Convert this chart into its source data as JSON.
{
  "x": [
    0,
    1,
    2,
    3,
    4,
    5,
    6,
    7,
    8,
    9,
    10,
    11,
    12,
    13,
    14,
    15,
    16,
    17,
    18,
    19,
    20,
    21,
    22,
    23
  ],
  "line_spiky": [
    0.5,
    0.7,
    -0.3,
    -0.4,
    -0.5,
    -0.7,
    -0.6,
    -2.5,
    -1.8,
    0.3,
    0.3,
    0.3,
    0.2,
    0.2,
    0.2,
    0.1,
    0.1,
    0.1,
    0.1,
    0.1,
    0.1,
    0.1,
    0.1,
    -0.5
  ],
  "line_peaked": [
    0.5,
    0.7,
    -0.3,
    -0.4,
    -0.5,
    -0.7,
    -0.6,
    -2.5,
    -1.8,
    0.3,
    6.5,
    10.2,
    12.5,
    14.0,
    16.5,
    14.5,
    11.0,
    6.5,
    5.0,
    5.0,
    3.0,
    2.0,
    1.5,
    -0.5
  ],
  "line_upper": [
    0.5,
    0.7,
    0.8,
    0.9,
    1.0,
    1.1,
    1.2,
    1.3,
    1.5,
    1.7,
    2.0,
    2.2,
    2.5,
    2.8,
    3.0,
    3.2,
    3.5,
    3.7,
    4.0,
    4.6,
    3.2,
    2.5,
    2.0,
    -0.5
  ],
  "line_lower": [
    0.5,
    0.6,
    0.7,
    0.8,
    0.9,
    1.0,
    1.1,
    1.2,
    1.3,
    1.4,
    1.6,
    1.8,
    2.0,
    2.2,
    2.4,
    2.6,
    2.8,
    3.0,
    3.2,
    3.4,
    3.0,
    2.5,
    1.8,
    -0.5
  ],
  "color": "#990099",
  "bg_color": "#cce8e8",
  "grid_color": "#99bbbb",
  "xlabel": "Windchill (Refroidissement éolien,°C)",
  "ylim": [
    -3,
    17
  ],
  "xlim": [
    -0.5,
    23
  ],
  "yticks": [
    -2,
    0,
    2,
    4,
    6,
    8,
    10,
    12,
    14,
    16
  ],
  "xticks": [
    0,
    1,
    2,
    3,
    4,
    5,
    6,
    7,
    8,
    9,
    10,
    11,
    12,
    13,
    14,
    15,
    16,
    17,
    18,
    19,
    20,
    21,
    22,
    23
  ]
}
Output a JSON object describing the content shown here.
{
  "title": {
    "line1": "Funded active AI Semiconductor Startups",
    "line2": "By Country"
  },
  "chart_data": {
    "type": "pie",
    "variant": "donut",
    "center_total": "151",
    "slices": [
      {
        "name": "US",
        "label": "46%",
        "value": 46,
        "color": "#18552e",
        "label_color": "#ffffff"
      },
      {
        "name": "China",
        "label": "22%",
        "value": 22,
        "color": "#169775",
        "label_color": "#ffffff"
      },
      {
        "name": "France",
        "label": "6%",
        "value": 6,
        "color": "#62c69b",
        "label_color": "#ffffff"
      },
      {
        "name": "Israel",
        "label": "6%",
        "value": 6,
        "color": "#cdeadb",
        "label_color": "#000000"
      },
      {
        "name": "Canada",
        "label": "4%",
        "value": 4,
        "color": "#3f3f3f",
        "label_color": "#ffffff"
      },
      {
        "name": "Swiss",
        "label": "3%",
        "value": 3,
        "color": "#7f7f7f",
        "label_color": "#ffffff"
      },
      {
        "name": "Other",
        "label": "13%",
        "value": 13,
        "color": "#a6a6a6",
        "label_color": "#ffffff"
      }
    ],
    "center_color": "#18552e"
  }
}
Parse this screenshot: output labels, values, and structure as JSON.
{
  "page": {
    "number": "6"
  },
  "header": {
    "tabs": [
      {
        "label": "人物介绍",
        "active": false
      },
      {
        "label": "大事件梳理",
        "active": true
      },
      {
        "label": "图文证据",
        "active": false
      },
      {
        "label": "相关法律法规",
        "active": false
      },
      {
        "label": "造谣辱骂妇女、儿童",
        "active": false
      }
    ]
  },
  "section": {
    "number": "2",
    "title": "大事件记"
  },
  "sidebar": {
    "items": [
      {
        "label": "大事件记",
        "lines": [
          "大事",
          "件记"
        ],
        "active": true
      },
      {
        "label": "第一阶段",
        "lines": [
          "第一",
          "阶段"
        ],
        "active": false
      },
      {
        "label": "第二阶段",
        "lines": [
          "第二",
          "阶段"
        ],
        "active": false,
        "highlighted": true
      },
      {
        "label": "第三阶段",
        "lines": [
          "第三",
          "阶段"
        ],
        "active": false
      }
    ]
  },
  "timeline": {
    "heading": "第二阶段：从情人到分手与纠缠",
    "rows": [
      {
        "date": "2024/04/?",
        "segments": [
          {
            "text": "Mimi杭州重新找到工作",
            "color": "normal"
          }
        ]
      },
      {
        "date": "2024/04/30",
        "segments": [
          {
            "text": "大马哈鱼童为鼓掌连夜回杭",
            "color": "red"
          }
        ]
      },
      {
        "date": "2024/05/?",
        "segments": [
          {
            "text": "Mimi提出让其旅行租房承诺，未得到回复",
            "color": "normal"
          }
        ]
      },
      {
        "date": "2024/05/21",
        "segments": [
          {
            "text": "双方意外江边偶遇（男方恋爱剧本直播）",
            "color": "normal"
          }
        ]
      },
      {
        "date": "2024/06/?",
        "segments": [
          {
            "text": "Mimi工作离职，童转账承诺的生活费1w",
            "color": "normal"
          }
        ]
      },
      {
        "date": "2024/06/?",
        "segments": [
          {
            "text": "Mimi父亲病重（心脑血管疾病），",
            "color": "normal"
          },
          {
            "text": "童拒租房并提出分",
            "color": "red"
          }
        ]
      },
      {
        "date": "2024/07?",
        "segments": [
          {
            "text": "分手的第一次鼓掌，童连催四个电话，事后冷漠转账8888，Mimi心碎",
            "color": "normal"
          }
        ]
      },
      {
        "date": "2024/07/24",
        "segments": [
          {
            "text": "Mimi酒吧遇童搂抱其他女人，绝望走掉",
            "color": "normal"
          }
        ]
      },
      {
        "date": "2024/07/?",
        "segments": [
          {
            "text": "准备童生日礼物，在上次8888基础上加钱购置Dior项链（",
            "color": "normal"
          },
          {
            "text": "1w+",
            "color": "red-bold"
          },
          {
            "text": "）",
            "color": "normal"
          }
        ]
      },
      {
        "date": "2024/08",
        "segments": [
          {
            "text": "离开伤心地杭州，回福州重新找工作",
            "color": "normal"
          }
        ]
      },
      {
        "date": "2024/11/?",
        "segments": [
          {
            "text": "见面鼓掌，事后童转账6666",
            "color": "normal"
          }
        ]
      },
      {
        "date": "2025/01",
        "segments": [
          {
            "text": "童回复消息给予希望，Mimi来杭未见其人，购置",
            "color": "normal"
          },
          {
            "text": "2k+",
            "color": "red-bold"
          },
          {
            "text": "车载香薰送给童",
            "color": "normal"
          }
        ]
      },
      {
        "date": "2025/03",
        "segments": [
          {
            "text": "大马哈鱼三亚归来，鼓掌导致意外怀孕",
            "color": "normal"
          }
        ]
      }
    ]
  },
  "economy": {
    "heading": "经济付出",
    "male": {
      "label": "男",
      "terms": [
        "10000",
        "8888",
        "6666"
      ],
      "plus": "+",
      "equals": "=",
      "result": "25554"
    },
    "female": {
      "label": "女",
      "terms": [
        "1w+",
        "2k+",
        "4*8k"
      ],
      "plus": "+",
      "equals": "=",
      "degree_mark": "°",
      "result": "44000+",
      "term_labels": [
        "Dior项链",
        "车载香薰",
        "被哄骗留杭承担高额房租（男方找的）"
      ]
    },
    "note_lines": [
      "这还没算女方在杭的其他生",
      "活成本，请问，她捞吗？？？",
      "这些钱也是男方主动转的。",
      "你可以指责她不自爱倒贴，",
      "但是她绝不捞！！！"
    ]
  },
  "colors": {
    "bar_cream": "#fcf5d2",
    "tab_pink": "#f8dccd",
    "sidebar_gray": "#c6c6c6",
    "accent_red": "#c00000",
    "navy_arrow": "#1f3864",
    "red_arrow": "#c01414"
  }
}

....

- **Exercise goal**: Using the entries above, return each line in which the word "JSON" occurs.

- **Output for this task**:
Convert this chart into its source data as JSON.
Output a JSON object describing the content shown here.
Parse this screenshot: output labels, values, and structure as JSON.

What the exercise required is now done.